Your objective:
Turn the data from its first line through the line containing "chart-title: Canais de" into a numbered list, omitting any blank lines. Include only those lines, counting both ends.

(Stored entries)
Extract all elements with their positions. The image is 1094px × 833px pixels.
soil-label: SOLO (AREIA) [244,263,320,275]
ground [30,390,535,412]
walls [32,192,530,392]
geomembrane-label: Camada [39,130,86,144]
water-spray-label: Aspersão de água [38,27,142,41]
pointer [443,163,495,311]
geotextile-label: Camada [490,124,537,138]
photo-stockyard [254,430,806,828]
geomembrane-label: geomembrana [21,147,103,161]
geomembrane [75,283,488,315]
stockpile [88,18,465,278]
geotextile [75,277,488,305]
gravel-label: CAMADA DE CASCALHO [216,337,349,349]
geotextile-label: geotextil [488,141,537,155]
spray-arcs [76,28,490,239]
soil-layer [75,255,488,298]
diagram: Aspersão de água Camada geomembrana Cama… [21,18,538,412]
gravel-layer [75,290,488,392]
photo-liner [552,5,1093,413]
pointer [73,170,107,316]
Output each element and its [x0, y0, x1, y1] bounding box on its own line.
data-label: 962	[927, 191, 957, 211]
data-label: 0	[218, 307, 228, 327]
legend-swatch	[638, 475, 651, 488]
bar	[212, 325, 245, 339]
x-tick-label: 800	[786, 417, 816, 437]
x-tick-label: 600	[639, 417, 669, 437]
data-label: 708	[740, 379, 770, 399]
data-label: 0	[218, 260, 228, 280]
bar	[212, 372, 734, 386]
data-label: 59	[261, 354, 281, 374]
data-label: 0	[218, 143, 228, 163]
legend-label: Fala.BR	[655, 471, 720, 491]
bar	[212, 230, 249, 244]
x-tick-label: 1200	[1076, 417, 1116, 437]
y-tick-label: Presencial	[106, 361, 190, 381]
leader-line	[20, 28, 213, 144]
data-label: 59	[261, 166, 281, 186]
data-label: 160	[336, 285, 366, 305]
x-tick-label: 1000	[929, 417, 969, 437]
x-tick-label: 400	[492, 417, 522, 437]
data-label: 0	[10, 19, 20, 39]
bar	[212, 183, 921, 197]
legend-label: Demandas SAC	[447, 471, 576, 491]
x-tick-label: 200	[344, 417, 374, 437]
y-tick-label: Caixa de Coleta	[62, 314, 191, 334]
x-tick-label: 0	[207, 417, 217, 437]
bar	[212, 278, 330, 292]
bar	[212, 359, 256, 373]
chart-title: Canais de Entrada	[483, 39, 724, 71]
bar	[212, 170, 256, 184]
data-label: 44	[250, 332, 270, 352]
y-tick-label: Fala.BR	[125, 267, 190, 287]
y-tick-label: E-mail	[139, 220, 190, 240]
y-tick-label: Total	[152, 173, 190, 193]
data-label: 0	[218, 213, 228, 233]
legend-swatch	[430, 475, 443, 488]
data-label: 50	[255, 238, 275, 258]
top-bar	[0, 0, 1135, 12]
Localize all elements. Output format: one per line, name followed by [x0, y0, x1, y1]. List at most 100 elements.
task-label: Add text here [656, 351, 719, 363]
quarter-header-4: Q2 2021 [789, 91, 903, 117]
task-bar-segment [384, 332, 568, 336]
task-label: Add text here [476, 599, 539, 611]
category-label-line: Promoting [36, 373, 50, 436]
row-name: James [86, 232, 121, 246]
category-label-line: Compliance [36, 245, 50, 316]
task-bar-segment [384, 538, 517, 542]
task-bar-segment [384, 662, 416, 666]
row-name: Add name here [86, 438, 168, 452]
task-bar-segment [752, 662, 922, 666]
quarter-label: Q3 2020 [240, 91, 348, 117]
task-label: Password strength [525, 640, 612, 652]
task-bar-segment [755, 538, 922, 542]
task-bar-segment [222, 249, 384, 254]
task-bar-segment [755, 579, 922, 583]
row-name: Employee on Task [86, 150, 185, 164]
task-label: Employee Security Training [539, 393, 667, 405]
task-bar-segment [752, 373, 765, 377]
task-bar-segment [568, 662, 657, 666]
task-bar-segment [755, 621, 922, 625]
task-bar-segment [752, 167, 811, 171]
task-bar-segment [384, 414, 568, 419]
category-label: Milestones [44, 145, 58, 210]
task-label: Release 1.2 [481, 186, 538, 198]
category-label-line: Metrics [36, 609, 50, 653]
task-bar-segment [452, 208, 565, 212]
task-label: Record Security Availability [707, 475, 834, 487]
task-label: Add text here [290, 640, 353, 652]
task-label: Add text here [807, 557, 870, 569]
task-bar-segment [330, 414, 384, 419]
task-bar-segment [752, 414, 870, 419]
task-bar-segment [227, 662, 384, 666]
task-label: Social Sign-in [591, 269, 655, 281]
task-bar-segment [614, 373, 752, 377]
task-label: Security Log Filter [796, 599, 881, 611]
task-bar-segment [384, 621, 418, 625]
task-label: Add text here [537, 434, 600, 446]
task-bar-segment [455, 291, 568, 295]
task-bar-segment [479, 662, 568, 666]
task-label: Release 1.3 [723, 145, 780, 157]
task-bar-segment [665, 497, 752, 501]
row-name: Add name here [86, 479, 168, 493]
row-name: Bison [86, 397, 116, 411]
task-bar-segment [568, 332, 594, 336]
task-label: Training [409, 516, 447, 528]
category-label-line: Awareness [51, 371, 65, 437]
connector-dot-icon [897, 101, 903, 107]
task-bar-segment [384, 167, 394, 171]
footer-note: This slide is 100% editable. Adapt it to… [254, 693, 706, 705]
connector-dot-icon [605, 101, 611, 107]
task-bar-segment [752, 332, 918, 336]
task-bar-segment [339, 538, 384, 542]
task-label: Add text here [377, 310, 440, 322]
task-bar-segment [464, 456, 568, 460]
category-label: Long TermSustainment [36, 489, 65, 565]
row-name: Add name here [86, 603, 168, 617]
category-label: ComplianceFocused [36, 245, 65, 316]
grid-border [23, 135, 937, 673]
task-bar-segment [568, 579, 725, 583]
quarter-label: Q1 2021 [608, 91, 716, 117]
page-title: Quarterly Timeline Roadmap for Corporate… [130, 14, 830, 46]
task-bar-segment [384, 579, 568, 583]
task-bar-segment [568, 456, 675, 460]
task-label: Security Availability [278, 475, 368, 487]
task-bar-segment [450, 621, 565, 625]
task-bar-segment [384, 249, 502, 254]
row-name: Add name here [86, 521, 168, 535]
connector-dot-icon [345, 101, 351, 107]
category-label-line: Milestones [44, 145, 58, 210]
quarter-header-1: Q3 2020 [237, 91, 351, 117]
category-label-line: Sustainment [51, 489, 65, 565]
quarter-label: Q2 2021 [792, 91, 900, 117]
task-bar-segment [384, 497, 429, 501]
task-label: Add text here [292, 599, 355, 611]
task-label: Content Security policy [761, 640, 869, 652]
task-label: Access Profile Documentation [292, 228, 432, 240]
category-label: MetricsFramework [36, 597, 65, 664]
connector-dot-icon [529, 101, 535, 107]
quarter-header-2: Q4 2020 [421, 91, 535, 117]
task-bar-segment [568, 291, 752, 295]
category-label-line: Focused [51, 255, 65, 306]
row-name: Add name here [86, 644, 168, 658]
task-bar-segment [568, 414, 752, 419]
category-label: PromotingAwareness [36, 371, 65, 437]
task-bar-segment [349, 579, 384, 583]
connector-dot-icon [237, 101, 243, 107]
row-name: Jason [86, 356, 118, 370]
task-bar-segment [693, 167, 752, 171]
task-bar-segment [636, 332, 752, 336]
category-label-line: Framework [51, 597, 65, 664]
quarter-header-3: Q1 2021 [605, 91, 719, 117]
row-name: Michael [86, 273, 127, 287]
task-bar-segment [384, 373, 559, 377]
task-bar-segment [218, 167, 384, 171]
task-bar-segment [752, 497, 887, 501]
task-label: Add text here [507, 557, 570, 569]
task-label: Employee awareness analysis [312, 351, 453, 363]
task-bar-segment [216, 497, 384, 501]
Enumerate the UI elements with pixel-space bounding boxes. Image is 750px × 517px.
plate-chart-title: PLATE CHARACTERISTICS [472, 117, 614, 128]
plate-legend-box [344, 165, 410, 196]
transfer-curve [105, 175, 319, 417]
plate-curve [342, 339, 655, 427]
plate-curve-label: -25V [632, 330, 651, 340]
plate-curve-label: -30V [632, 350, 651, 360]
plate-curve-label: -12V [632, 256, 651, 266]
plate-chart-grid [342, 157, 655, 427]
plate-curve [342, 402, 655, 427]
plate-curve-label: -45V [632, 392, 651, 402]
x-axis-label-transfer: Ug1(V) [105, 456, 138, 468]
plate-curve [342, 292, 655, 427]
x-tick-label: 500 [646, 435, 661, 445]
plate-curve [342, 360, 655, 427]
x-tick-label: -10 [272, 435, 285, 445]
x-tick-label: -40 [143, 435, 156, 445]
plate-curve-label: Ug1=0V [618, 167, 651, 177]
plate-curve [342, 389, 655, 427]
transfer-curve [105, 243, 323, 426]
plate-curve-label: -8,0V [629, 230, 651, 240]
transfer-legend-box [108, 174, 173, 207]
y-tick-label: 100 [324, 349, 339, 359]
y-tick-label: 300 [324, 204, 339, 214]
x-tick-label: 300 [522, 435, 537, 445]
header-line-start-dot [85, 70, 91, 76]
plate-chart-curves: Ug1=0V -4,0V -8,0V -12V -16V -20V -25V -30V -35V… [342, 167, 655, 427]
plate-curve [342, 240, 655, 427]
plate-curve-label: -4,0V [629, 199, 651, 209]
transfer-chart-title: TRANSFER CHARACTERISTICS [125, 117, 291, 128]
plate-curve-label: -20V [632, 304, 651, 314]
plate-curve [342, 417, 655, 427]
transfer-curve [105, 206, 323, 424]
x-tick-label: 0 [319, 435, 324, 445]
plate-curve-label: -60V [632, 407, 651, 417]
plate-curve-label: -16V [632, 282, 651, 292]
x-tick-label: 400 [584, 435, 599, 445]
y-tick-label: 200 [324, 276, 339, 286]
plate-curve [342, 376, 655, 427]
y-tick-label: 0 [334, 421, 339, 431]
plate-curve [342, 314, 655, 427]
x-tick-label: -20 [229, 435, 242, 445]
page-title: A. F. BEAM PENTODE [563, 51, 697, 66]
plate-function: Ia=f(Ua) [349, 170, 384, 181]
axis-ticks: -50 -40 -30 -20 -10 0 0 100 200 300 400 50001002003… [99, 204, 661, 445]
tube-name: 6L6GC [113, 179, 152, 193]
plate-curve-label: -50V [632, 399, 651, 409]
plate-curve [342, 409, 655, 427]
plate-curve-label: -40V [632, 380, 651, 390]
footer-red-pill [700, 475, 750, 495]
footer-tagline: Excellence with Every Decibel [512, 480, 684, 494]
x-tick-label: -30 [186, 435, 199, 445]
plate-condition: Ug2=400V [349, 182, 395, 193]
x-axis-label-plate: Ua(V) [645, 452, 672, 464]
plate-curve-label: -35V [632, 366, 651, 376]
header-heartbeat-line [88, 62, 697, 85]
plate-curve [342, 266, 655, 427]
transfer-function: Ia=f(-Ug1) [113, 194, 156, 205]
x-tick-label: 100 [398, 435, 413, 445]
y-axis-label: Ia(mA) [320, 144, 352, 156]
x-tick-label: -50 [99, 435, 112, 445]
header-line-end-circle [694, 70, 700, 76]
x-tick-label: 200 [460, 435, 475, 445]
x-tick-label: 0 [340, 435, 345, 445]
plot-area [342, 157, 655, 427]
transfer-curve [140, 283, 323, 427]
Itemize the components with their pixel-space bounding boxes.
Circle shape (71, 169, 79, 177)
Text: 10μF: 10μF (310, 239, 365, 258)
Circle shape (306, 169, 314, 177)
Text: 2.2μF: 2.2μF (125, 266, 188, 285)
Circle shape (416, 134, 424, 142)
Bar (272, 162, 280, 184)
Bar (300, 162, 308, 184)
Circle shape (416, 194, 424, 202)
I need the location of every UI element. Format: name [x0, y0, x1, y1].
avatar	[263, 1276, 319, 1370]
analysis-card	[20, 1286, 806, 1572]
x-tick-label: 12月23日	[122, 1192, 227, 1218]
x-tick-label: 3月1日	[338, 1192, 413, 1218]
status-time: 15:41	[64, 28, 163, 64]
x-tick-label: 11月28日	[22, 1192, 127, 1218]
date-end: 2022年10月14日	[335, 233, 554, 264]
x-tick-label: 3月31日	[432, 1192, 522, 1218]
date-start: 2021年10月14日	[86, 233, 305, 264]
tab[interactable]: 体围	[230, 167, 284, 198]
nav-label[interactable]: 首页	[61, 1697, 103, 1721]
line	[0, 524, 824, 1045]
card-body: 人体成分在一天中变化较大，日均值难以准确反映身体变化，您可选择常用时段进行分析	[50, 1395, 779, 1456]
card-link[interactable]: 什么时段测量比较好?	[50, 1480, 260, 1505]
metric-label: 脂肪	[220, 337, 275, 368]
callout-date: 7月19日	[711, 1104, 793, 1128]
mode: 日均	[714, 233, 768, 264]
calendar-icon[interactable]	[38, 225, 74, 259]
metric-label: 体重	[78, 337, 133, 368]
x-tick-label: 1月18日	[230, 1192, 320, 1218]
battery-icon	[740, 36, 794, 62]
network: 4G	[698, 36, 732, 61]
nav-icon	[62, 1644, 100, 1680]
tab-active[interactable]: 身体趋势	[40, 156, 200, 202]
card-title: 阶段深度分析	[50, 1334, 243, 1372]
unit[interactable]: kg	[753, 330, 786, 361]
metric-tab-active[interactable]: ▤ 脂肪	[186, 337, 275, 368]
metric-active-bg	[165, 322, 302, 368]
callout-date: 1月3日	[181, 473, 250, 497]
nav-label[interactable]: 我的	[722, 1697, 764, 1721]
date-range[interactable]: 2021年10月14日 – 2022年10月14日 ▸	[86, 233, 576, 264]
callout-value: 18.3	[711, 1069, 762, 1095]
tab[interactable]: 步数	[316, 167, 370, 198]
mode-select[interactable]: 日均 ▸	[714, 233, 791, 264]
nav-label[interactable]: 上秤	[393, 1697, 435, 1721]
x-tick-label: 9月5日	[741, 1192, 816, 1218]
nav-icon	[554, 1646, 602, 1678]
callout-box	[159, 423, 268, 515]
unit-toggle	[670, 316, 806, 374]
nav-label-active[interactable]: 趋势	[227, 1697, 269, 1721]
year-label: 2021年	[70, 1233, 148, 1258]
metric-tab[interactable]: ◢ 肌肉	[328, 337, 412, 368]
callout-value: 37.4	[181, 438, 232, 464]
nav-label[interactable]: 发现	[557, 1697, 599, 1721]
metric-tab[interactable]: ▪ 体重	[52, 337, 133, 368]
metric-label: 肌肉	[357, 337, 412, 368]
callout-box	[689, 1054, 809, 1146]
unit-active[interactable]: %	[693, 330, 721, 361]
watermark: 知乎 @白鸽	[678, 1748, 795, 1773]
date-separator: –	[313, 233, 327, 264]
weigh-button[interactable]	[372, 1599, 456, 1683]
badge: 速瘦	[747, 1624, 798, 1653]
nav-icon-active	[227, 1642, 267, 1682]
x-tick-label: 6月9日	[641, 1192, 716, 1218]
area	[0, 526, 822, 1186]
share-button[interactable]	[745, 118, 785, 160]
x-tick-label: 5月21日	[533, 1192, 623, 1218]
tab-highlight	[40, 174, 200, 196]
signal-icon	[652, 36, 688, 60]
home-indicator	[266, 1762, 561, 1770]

Correct answer:
1. Extract all elements with their positions. The image is 1094px × 833px pixels.
2. soil-label: SOLO (AREIA) [244,263,320,275]
3. ground [30,390,535,412]
4. walls [32,192,530,392]
5. geomembrane-label: Camada [39,130,86,144]
6. water-spray-label: Aspersão de água [38,27,142,41]
7. pointer [443,163,495,311]
8. geotextile-label: Camada [490,124,537,138]
9. photo-stockyard [254,430,806,828]
10. geomembrane-label: geomembrana [21,147,103,161]
11. geomembrane [75,283,488,315]
12. stockpile [88,18,465,278]
13. geotextile [75,277,488,305]
14. gravel-label: CAMADA DE CASCALHO [216,337,349,349]
15. geotextile-label: geotextil [488,141,537,155]
16. spray-arcs [76,28,490,239]
17. soil-layer [75,255,488,298]
18. diagram: Aspersão de água Camada geomembrana Cama… [21,18,538,412]
19. gravel-layer [75,290,488,392]
20. photo-liner [552,5,1093,413]
21. pointer [73,170,107,316]
22. Output each element and its [x0, y0, x1, y1] bounding box on its own line.
23. data-label: 962	[927, 191, 957, 211]
24. data-label: 0	[218, 307, 228, 327]
25. legend-swatch	[638, 475, 651, 488]
26. bar	[212, 325, 245, 339]
27. x-tick-label: 800	[786, 417, 816, 437]
28. x-tick-label: 600	[639, 417, 669, 437]
29. data-label: 708	[740, 379, 770, 399]
30. data-label: 0	[218, 260, 228, 280]
31. bar	[212, 372, 734, 386]
32. data-label: 59	[261, 354, 281, 374]
33. data-label: 0	[218, 143, 228, 163]
34. legend-label: Fala.BR	[655, 471, 720, 491]
35. bar	[212, 230, 249, 244]
36. x-tick-label: 1200	[1076, 417, 1116, 437]
37. y-tick-label: Presencial	[106, 361, 190, 381]
38. leader-line	[20, 28, 213, 144]
39. data-label: 59	[261, 166, 281, 186]
40. data-label: 160	[336, 285, 366, 305]
41. x-tick-label: 1000	[929, 417, 969, 437]
42. x-tick-label: 400	[492, 417, 522, 437]
43. data-label: 0	[10, 19, 20, 39]
44. bar	[212, 183, 921, 197]
45. legend-label: Demandas SAC	[447, 471, 576, 491]
46. x-tick-label: 200	[344, 417, 374, 437]
47. y-tick-label: Caixa de Coleta	[62, 314, 191, 334]
48. x-tick-label: 0	[207, 417, 217, 437]
49. bar	[212, 278, 330, 292]
50. bar	[212, 359, 256, 373]
51. chart-title: Canais de Entrada	[483, 39, 724, 71]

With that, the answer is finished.